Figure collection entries
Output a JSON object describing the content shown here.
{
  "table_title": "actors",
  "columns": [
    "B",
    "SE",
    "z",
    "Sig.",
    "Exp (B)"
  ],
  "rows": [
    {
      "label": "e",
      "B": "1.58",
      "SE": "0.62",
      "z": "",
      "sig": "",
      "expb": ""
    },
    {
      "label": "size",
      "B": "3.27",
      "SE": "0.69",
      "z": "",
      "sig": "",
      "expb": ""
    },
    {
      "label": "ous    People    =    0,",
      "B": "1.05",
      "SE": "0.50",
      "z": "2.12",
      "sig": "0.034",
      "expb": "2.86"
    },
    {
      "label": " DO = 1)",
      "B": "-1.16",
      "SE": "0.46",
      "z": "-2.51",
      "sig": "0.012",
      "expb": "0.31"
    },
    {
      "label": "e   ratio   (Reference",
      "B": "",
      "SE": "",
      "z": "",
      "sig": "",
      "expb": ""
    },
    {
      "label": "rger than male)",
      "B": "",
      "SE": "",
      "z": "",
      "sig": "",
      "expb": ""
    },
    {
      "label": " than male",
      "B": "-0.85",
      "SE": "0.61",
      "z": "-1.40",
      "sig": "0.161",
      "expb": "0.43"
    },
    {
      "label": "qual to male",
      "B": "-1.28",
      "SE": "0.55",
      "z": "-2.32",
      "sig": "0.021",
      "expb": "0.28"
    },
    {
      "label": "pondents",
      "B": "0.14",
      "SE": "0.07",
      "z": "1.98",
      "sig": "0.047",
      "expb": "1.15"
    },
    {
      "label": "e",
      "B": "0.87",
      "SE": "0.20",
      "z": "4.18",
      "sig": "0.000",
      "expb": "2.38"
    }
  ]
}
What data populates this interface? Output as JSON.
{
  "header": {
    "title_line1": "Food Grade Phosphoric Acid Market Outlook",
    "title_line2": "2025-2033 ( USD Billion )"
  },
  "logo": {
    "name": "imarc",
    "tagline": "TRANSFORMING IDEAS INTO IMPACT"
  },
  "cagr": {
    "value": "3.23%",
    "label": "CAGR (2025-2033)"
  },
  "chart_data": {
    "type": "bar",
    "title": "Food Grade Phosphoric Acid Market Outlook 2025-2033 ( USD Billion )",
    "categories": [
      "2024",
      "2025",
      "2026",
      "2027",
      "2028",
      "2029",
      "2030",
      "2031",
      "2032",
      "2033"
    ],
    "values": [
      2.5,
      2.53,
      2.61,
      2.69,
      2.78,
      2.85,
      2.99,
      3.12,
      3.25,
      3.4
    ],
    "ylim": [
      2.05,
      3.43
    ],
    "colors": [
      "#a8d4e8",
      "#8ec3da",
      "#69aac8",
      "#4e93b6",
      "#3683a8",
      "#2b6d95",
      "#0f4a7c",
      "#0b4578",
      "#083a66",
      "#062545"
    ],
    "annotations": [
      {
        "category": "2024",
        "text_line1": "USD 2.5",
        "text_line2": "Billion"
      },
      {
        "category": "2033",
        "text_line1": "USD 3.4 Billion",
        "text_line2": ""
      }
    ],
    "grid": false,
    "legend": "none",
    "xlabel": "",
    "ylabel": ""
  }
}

## Problem:
Your task is to collect every line above that contains the word "JSON".

## Task answer:
Output a JSON object describing the content shown here.
What data populates this interface? Output as JSON.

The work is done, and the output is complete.